Repeat every line below word for word, but leave out the pictures.

Lines from a data source
++++++++++

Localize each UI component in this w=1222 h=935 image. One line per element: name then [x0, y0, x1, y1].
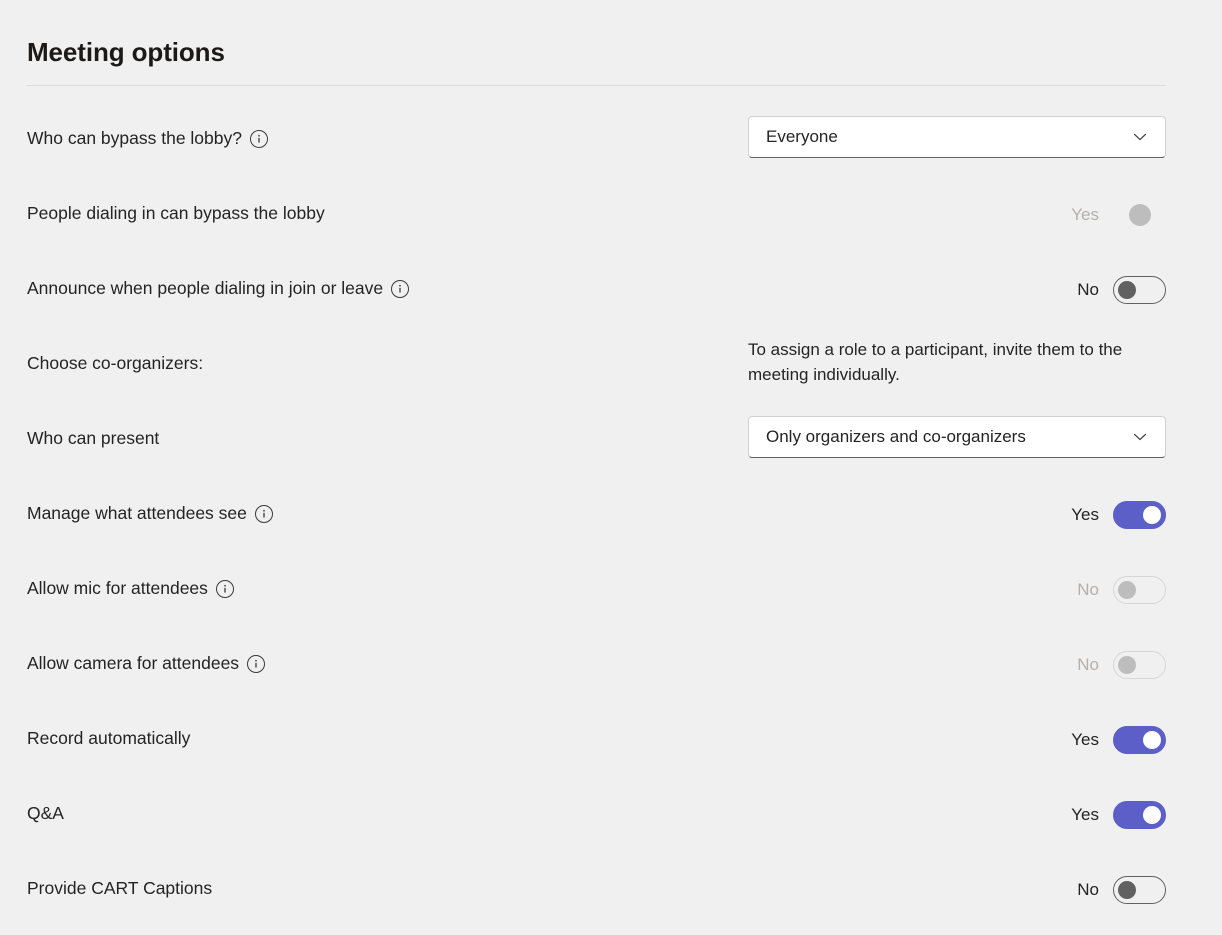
option-label-text: Provide CART Captions	[27, 878, 213, 898]
toggle-state-label: Yes	[1071, 805, 1099, 824]
option-row-allow-camera-for-attendees: Allow camera for attendees No	[0, 621, 1222, 696]
toggle-record-automatically[interactable]	[1113, 726, 1166, 754]
option-control-allow-camera-for-attendees: No	[1067, 621, 1166, 679]
toggle-manage-what-attendees-see[interactable]	[1113, 501, 1166, 529]
toggle-provide-cart-captions[interactable]	[1113, 876, 1166, 904]
toggle-state-label: No	[1077, 655, 1099, 674]
option-label-record-automatically: Record automatically	[27, 696, 190, 750]
helper-text-choose-co-organizers: To assign a role to a participant, invit…	[748, 340, 1123, 384]
toggle-announce-when-people-dialing-in-join-or-leave[interactable]	[1113, 276, 1166, 304]
toggle-thumb	[1118, 656, 1136, 674]
option-row-manage-what-attendees-see: Manage what attendees see Yes	[0, 471, 1222, 546]
option-label-allow-mic-for-attendees: Allow mic for attendees	[27, 546, 234, 600]
title-divider	[27, 85, 1166, 86]
toggle-group-record-automatically: Yes	[1067, 726, 1166, 754]
meeting-options-page: Meeting options Who can bypass the lobby…	[0, 0, 1222, 935]
option-label-people-dialing-in-can-bypass-lobby: People dialing in can bypass the lobby	[27, 171, 325, 225]
option-label-text: Allow camera for attendees	[27, 653, 240, 673]
toggle-group-q-and-a: Yes	[1067, 801, 1166, 829]
option-label-text: Record automatically	[27, 728, 191, 748]
toggle-thumb	[1143, 506, 1161, 524]
option-control-provide-cart-captions: No	[1067, 846, 1166, 904]
info-icon[interactable]	[391, 280, 410, 298]
option-label-q-and-a: Q&A	[27, 771, 64, 825]
toggle-group-allow-camera-for-attendees: No	[1067, 651, 1166, 679]
option-control-q-and-a: Yes	[1067, 771, 1166, 829]
option-row-who-can-present: Who can present Only organizers and co-or…	[0, 396, 1222, 471]
toggle-thumb	[1118, 881, 1136, 899]
toggle-people-dialing-in-can-bypass-lobby	[1113, 201, 1166, 229]
option-label-who-can-bypass-lobby: Who can bypass the lobby?	[27, 96, 268, 150]
option-label-text: Allow mic for attendees	[27, 578, 208, 598]
info-icon[interactable]	[250, 130, 268, 148]
option-row-q-and-a: Q&A Yes	[0, 771, 1222, 846]
toggle-state-label: Yes	[1071, 730, 1099, 749]
toggle-q-and-a[interactable]	[1113, 801, 1166, 829]
toggle-thumb	[1118, 581, 1136, 599]
toggle-state-label: No	[1077, 880, 1099, 899]
toggle-state-label: Yes	[1071, 205, 1099, 224]
toggle-state-label: No	[1077, 580, 1099, 599]
chevron-down-icon	[1129, 426, 1151, 448]
toggle-group-announce-when-people-dialing-in-join-or-leave: No	[1067, 276, 1166, 304]
chevron-down-icon	[1129, 126, 1151, 148]
option-label-announce-when-people-dialing-in-join-or-leave: Announce when people dialing in join or …	[27, 246, 410, 300]
option-label-text: Who can present	[27, 428, 160, 448]
option-label-choose-co-organizers: Choose co-organizers:	[27, 321, 203, 375]
toggle-group-manage-what-attendees-see: Yes	[1067, 501, 1166, 529]
option-label-allow-camera-for-attendees: Allow camera for attendees	[27, 621, 266, 675]
option-label-text: Announce when people dialing in join or …	[27, 278, 384, 298]
toggle-thumb	[1118, 281, 1136, 299]
option-row-provide-cart-captions: Provide CART Captions No	[0, 846, 1222, 921]
option-row-announce-when-people-dialing-in-join-or-leave: Announce when people dialing in join or …	[0, 246, 1222, 321]
dropdown-selected-value: Everyone	[766, 127, 838, 146]
option-label-text: People dialing in can bypass the lobby	[27, 203, 325, 223]
option-row-who-can-bypass-lobby: Who can bypass the lobby? Everyone	[0, 96, 1222, 171]
option-control-people-dialing-in-can-bypass-lobby: Yes	[1067, 171, 1166, 229]
info-icon[interactable]	[247, 655, 266, 673]
option-label-text: Manage what attendees see	[27, 503, 247, 523]
option-label-who-can-present: Who can present	[27, 396, 159, 450]
toggle-state-label: Yes	[1071, 505, 1099, 524]
option-control-who-can-present: Only organizers and co-organizers	[748, 396, 1166, 458]
toggle-allow-camera-for-attendees	[1113, 651, 1166, 679]
info-icon[interactable]	[254, 505, 273, 523]
option-row-record-automatically: Record automatically Yes	[0, 696, 1222, 771]
dropdown-selected-value: Only organizers and co-organizers	[766, 427, 1026, 446]
option-label-text: Who can bypass the lobby?	[27, 128, 242, 148]
option-label-text: Choose co-organizers:	[27, 353, 204, 373]
info-icon[interactable]	[215, 580, 234, 598]
toggle-state-label: No	[1077, 280, 1099, 299]
option-row-people-dialing-in-can-bypass-lobby: People dialing in can bypass the lobby Ye…	[0, 171, 1222, 246]
option-control-manage-what-attendees-see: Yes	[1067, 471, 1166, 529]
toggle-thumb	[1143, 731, 1161, 749]
option-label-provide-cart-captions: Provide CART Captions	[27, 846, 212, 900]
toggle-group-provide-cart-captions: No	[1067, 876, 1166, 904]
option-control-record-automatically: Yes	[1067, 696, 1166, 754]
option-control-who-can-bypass-lobby: Everyone	[748, 96, 1166, 158]
page-title: Meeting options	[27, 37, 225, 68]
toggle-group-people-dialing-in-can-bypass-lobby: Yes	[1067, 201, 1166, 229]
dropdown-who-can-present[interactable]: Only organizers and co-organizers	[748, 416, 1166, 458]
toggle-allow-mic-for-attendees	[1113, 576, 1166, 604]
option-label-text: Q&A	[27, 803, 64, 823]
option-control-choose-co-organizers: To assign a role to a participant, invit…	[748, 321, 1166, 387]
toggle-thumb	[1143, 806, 1161, 824]
option-control-announce-when-people-dialing-in-join-or-leave: No	[1067, 246, 1166, 304]
dropdown-who-can-bypass-lobby[interactable]: Everyone	[748, 116, 1166, 158]
toggle-group-allow-mic-for-attendees: No	[1067, 576, 1166, 604]
toggle-thumb	[1128, 204, 1151, 226]
option-row-choose-co-organizers: Choose co-organizers: To assign a role to…	[0, 321, 1222, 396]
option-control-allow-mic-for-attendees: No	[1067, 546, 1166, 604]
meeting-options-list: Who can bypass the lobby? Everyone People …	[0, 96, 1222, 921]
option-label-manage-what-attendees-see: Manage what attendees see	[27, 471, 273, 525]
option-row-allow-mic-for-attendees: Allow mic for attendees No	[0, 546, 1222, 621]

++++++++++

## Written answer
Localize each UI component in this w=1222 h=935 image. One line per element: name then [x0, y0, x1, y1].
option-label-text: Provide CART Captions	[27, 878, 213, 898]
toggle-state-label: Yes	[1071, 805, 1099, 824]
option-row-allow-camera-for-attendees: Allow camera for attendees No	[0, 621, 1222, 696]
toggle-record-automatically[interactable]	[1113, 726, 1166, 754]
option-control-allow-camera-for-attendees: No	[1067, 621, 1166, 679]
toggle-manage-what-attendees-see[interactable]	[1113, 501, 1166, 529]
toggle-provide-cart-captions[interactable]	[1113, 876, 1166, 904]
toggle-state-label: No	[1077, 655, 1099, 674]
option-label-record-automatically: Record automatically	[27, 696, 190, 750]
helper-text-choose-co-organizers: To assign a role to a participant, invit…	[748, 340, 1123, 384]
toggle-announce-when-people-dialing-in-join-or-leave[interactable]	[1113, 276, 1166, 304]
toggle-thumb	[1118, 656, 1136, 674]
option-row-manage-what-attendees-see: Manage what attendees see Yes	[0, 471, 1222, 546]
option-label-allow-mic-for-attendees: Allow mic for attendees	[27, 546, 234, 600]
title-divider	[27, 85, 1166, 86]
toggle-group-record-automatically: Yes	[1067, 726, 1166, 754]
meeting-options-page: Meeting options Who can bypass the lobby…	[0, 0, 1222, 935]
option-label-people-dialing-in-can-bypass-lobby: People dialing in can bypass the lobby	[27, 171, 325, 225]
option-label-text: Allow camera for attendees	[27, 653, 240, 673]
toggle-group-q-and-a: Yes	[1067, 801, 1166, 829]
option-label-text: Record automatically	[27, 728, 191, 748]
toggle-thumb	[1143, 506, 1161, 524]
option-control-provide-cart-captions: No	[1067, 846, 1166, 904]
info-icon[interactable]	[391, 280, 410, 298]
option-label-q-and-a: Q&A	[27, 771, 64, 825]
toggle-group-allow-camera-for-attendees: No	[1067, 651, 1166, 679]
option-control-q-and-a: Yes	[1067, 771, 1166, 829]
option-row-who-can-present: Who can present Only organizers and co-or…	[0, 396, 1222, 471]
toggle-thumb	[1118, 881, 1136, 899]
toggle-people-dialing-in-can-bypass-lobby	[1113, 201, 1166, 229]
option-label-who-can-bypass-lobby: Who can bypass the lobby?	[27, 96, 268, 150]
option-label-text: Allow mic for attendees	[27, 578, 208, 598]
info-icon[interactable]	[250, 130, 268, 148]
option-row-q-and-a: Q&A Yes	[0, 771, 1222, 846]
toggle-state-label: Yes	[1071, 730, 1099, 749]
toggle-q-and-a[interactable]	[1113, 801, 1166, 829]
toggle-thumb	[1118, 581, 1136, 599]
toggle-state-label: No	[1077, 880, 1099, 899]
toggle-state-label: Yes	[1071, 205, 1099, 224]
toggle-state-label: No	[1077, 580, 1099, 599]
chevron-down-icon	[1129, 426, 1151, 448]
toggle-group-announce-when-people-dialing-in-join-or-leave: No	[1067, 276, 1166, 304]
chevron-down-icon	[1129, 126, 1151, 148]
option-label-announce-when-people-dialing-in-join-or-leave: Announce when people dialing in join or …	[27, 246, 410, 300]
option-label-text: Who can present	[27, 428, 160, 448]
option-label-choose-co-organizers: Choose co-organizers:	[27, 321, 203, 375]
toggle-group-manage-what-attendees-see: Yes	[1067, 501, 1166, 529]
option-label-allow-camera-for-attendees: Allow camera for attendees	[27, 621, 266, 675]
option-label-text: Announce when people dialing in join or …	[27, 278, 384, 298]
toggle-thumb	[1118, 281, 1136, 299]
option-row-provide-cart-captions: Provide CART Captions No	[0, 846, 1222, 921]
option-row-announce-when-people-dialing-in-join-or-leave: Announce when people dialing in join or …	[0, 246, 1222, 321]
dropdown-selected-value: Everyone	[766, 127, 838, 146]
option-label-text: People dialing in can bypass the lobby	[27, 203, 325, 223]
option-row-who-can-bypass-lobby: Who can bypass the lobby? Everyone	[0, 96, 1222, 171]
option-control-people-dialing-in-can-bypass-lobby: Yes	[1067, 171, 1166, 229]
info-icon[interactable]	[247, 655, 266, 673]
option-label-text: Manage what attendees see	[27, 503, 247, 523]
option-label-who-can-present: Who can present	[27, 396, 159, 450]
toggle-state-label: Yes	[1071, 505, 1099, 524]
option-control-who-can-present: Only organizers and co-organizers	[748, 396, 1166, 458]
toggle-allow-camera-for-attendees	[1113, 651, 1166, 679]
info-icon[interactable]	[254, 505, 273, 523]
option-row-record-automatically: Record automatically Yes	[0, 696, 1222, 771]
dropdown-selected-value: Only organizers and co-organizers	[766, 427, 1026, 446]
option-label-text: Who can bypass the lobby?	[27, 128, 242, 148]
option-label-text: Choose co-organizers:	[27, 353, 204, 373]
info-icon[interactable]	[215, 580, 234, 598]
toggle-state-label: No	[1077, 280, 1099, 299]
option-row-people-dialing-in-can-bypass-lobby: People dialing in can bypass the lobby Ye…	[0, 171, 1222, 246]
option-control-manage-what-attendees-see: Yes	[1067, 471, 1166, 529]
toggle-thumb	[1143, 731, 1161, 749]
option-label-provide-cart-captions: Provide CART Captions	[27, 846, 212, 900]
toggle-group-provide-cart-captions: No	[1067, 876, 1166, 904]
option-control-record-automatically: Yes	[1067, 696, 1166, 754]
option-control-who-can-bypass-lobby: Everyone	[748, 96, 1166, 158]
page-title: Meeting options	[27, 37, 225, 68]
toggle-group-people-dialing-in-can-bypass-lobby: Yes	[1067, 201, 1166, 229]
dropdown-who-can-present[interactable]: Only organizers and co-organizers	[748, 416, 1166, 458]
toggle-allow-mic-for-attendees	[1113, 576, 1166, 604]
option-label-text: Q&A	[27, 803, 64, 823]
option-control-choose-co-organizers: To assign a role to a participant, invit…	[748, 321, 1166, 387]
toggle-thumb	[1143, 806, 1161, 824]
option-control-announce-when-people-dialing-in-join-or-leave: No	[1067, 246, 1166, 304]
dropdown-who-can-bypass-lobby[interactable]: Everyone	[748, 116, 1166, 158]
toggle-group-allow-mic-for-attendees: No	[1067, 576, 1166, 604]
toggle-thumb	[1128, 204, 1151, 226]
option-row-choose-co-organizers: Choose co-organizers: To assign a role to…	[0, 321, 1222, 396]
option-control-allow-mic-for-attendees: No	[1067, 546, 1166, 604]
meeting-options-list: Who can bypass the lobby? Everyone People …	[0, 96, 1222, 921]
option-label-manage-what-attendees-see: Manage what attendees see	[27, 471, 273, 525]
option-row-allow-mic-for-attendees: Allow mic for attendees No	[0, 546, 1222, 621]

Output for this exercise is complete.